* [Work instructions]: Find the number of lines containing the string "outputs" in the data. Answer with the number by itself.

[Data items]

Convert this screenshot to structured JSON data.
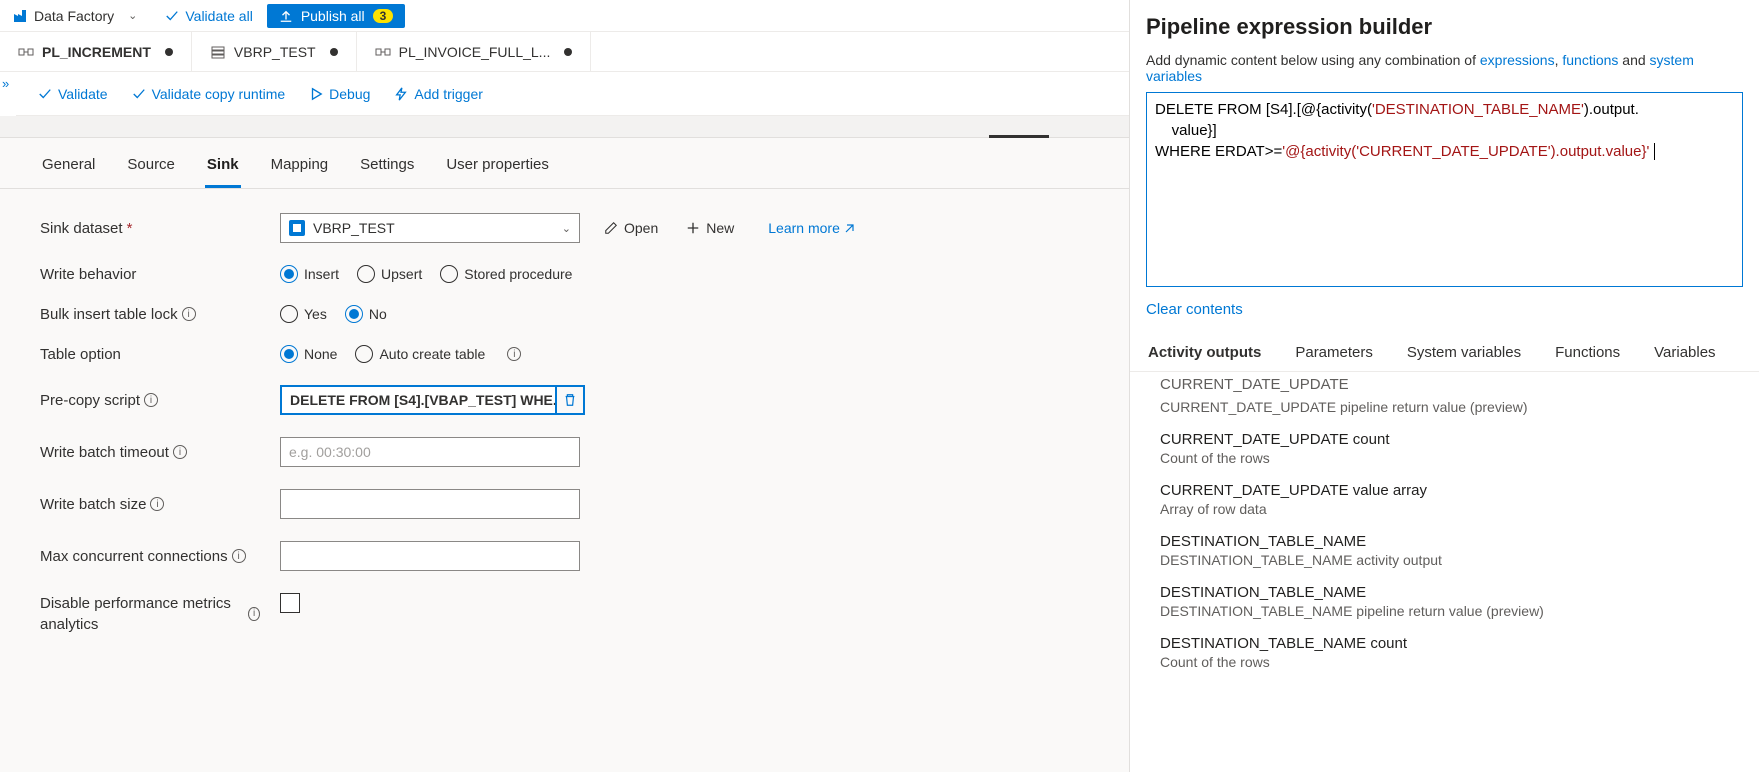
{
  "colors": {
    "primary": "#0078d4",
    "text": "#323130",
    "muted": "#605e5c",
    "border": "#8a8886",
    "bg": "#f3f2f1",
    "panel_bg": "#faf9f8",
    "badge_bg": "#fce100",
    "required": "#a4262c",
    "code_kw": "#0000ff",
    "code_str": "#a31515"
  },
  "topbar": {
    "brand": "Data Factory",
    "validate_all": "Validate all",
    "publish_all": "Publish all",
    "publish_badge": "3"
  },
  "tabs": [
    {
      "label": "PL_INCREMENT",
      "icon": "pipeline",
      "dirty": true,
      "active": true
    },
    {
      "label": "VBRP_TEST",
      "icon": "dataset",
      "dirty": true,
      "active": false
    },
    {
      "label": "PL_INVOICE_FULL_L...",
      "icon": "pipeline",
      "dirty": true,
      "active": false
    }
  ],
  "actions": {
    "validate": "Validate",
    "validate_copy": "Validate copy runtime",
    "debug": "Debug",
    "add_trigger": "Add trigger"
  },
  "prop_tabs": [
    "General",
    "Source",
    "Sink",
    "Mapping",
    "Settings",
    "User properties"
  ],
  "prop_tab_active": "Sink",
  "sink": {
    "dataset_label": "Sink dataset",
    "dataset_value": "VBRP_TEST",
    "open": "Open",
    "new": "New",
    "learn_more": "Learn more",
    "write_behavior_label": "Write behavior",
    "write_behavior_options": [
      "Insert",
      "Upsert",
      "Stored procedure"
    ],
    "write_behavior_value": "Insert",
    "bulk_lock_label": "Bulk insert table lock",
    "bulk_lock_options": [
      "Yes",
      "No"
    ],
    "bulk_lock_value": "No",
    "table_option_label": "Table option",
    "table_option_options": [
      "None",
      "Auto create table"
    ],
    "table_option_value": "None",
    "precopy_label": "Pre-copy script",
    "precopy_value": "DELETE FROM [S4].[VBAP_TEST] WHE...",
    "batch_timeout_label": "Write batch timeout",
    "batch_timeout_placeholder": "e.g. 00:30:00",
    "batch_size_label": "Write batch size",
    "max_conn_label": "Max concurrent connections",
    "disable_metrics_label": "Disable performance metrics analytics"
  },
  "expression": {
    "title": "Pipeline expression builder",
    "desc_prefix": "Add dynamic content below using any combination of ",
    "desc_links": [
      "expressions",
      "functions",
      "system variables"
    ],
    "desc_and": " and ",
    "code_lines": [
      {
        "parts": [
          {
            "t": "DELETE FROM ",
            "c": "plain"
          },
          {
            "t": "[S4].[",
            "c": "plain"
          },
          {
            "t": "@{activity(",
            "c": "plain"
          },
          {
            "t": "'DESTINATION_TABLE_NAME'",
            "c": "str"
          },
          {
            "t": ").output.",
            "c": "plain"
          }
        ]
      },
      {
        "parts": [
          {
            "t": "    value}]",
            "c": "plain"
          }
        ]
      },
      {
        "parts": [
          {
            "t": "WHERE ERDAT>=",
            "c": "plain"
          },
          {
            "t": "'@{activity('",
            "c": "str"
          },
          {
            "t": "CURRENT_DATE_UPDATE",
            "c": "str2"
          },
          {
            "t": "').output.value}'",
            "c": "str3"
          }
        ]
      }
    ],
    "clear": "Clear contents",
    "tabs": [
      "Activity outputs",
      "Parameters",
      "System variables",
      "Functions",
      "Variables"
    ],
    "tab_active": "Activity outputs",
    "outputs": [
      {
        "title": "CURRENT_DATE_UPDATE",
        "desc": "CURRENT_DATE_UPDATE pipeline return value (preview)",
        "cut": true
      },
      {
        "title": "CURRENT_DATE_UPDATE count",
        "desc": "Count of the rows"
      },
      {
        "title": "CURRENT_DATE_UPDATE value array",
        "desc": "Array of row data"
      },
      {
        "title": "DESTINATION_TABLE_NAME",
        "desc": "DESTINATION_TABLE_NAME activity output"
      },
      {
        "title": "DESTINATION_TABLE_NAME",
        "desc": "DESTINATION_TABLE_NAME pipeline return value (preview)"
      },
      {
        "title": "DESTINATION_TABLE_NAME count",
        "desc": "Count of the rows"
      }
    ]
  }
}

* [Solution to this exercise]: 3